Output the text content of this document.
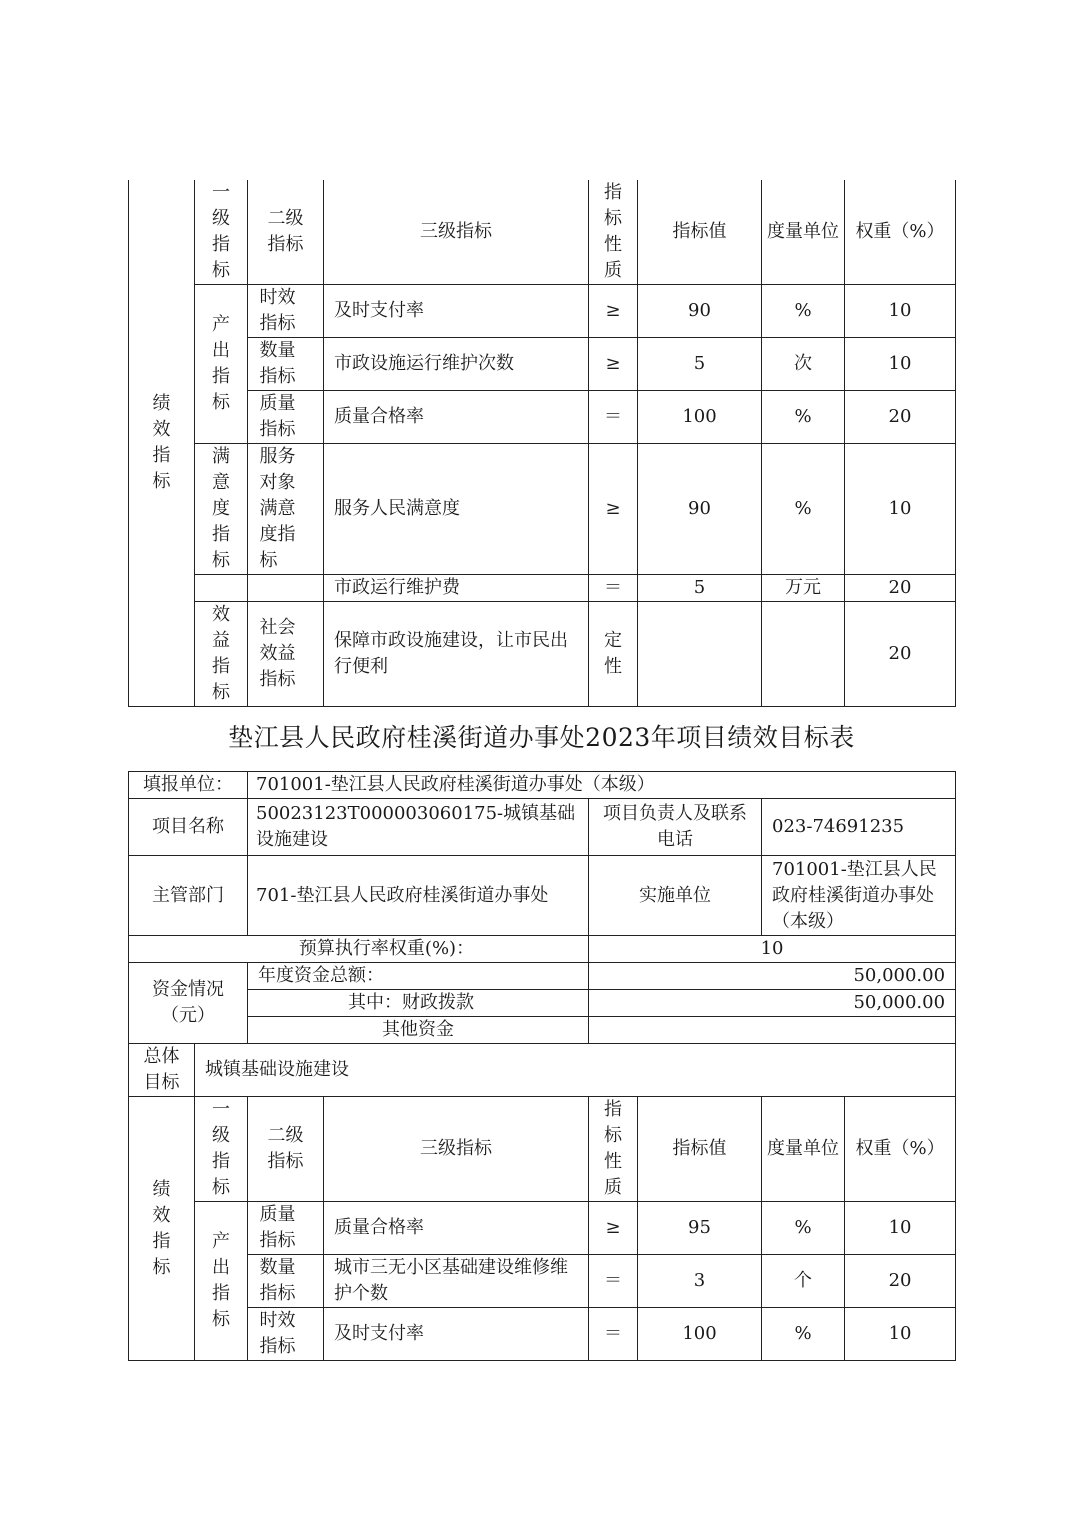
绩效指标	一级指标	二级指标	三级指标	指标性质	指标值	度量单位	权重（%）

	产出指标	时效指标	及时支付率	≥	90	%	10

		数量指标	市政设施运行维护次数	≥	5	次	10

		质量指标	质量合格率	＝	100	%	20

	满意度指标	服务对象满意度指标	服务人民满意度	≥	90	%	10
			市政运行维护费	＝	5	万元	20

	效益指标	社会效益指标	保障市政设施建设，让市民出行便利	定性			20
垫江县人民政府桂溪街道办事处2023年项目绩效目标表
填报单位：		701001-垫江县人民政府桂溪街道办事处（本级）					
项目名称		50023123T000003060175-城镇基础设施建设		项目负责人及联系电话		023-74691235	
主管部门		701-垫江县人民政府桂溪街道办事处		实施单位		701001-垫江县人民政府桂溪街道办事处（本级）	
预算执行率权重(%)：				10			

资金情况（元）		年度资金总额：		50,000.00			
		其中：财政拨款		50,000.00			
		其他资金					

总体目标	城镇基础设施建设						

绩效指标	一级指标	二级指标	三级指标	指标性质	指标值	度量单位	权重（%）

	产出指标	质量指标	质量合格率	≥	95	%	10

		数量指标	城市三无小区基础建设维修维护个数	＝	3	个	20

		时效指标	及时支付率	＝	100	%	10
● ● ● ● ●
→ Stated task: Without including any pictures, please restate all the records exactly.

→ Solution for this task:
Output the text content of this document.
绩效指标	一级指标	二级指标	三级指标	指标性质	指标值	度量单位	权重（%）

	产出指标	时效指标	及时支付率	≥	90	%	10

		数量指标	市政设施运行维护次数	≥	5	次	10

		质量指标	质量合格率	＝	100	%	20

	满意度指标	服务对象满意度指标	服务人民满意度	≥	90	%	10
			市政运行维护费	＝	5	万元	20

	效益指标	社会效益指标	保障市政设施建设，让市民出行便利	定性			20
垫江县人民政府桂溪街道办事处2023年项目绩效目标表
填报单位：		701001-垫江县人民政府桂溪街道办事处（本级）					
项目名称		50023123T000003060175-城镇基础设施建设		项目负责人及联系电话		023-74691235	
主管部门		701-垫江县人民政府桂溪街道办事处		实施单位		701001-垫江县人民政府桂溪街道办事处（本级）	
预算执行率权重(%)：				10			

资金情况（元）		年度资金总额：		50,000.00			
		其中：财政拨款		50,000.00			
		其他资金					

总体目标	城镇基础设施建设						

绩效指标	一级指标	二级指标	三级指标	指标性质	指标值	度量单位	权重（%）

	产出指标	质量指标	质量合格率	≥	95	%	10

		数量指标	城市三无小区基础建设维修维护个数	＝	3	个	20

		时效指标	及时支付率	＝	100	%	10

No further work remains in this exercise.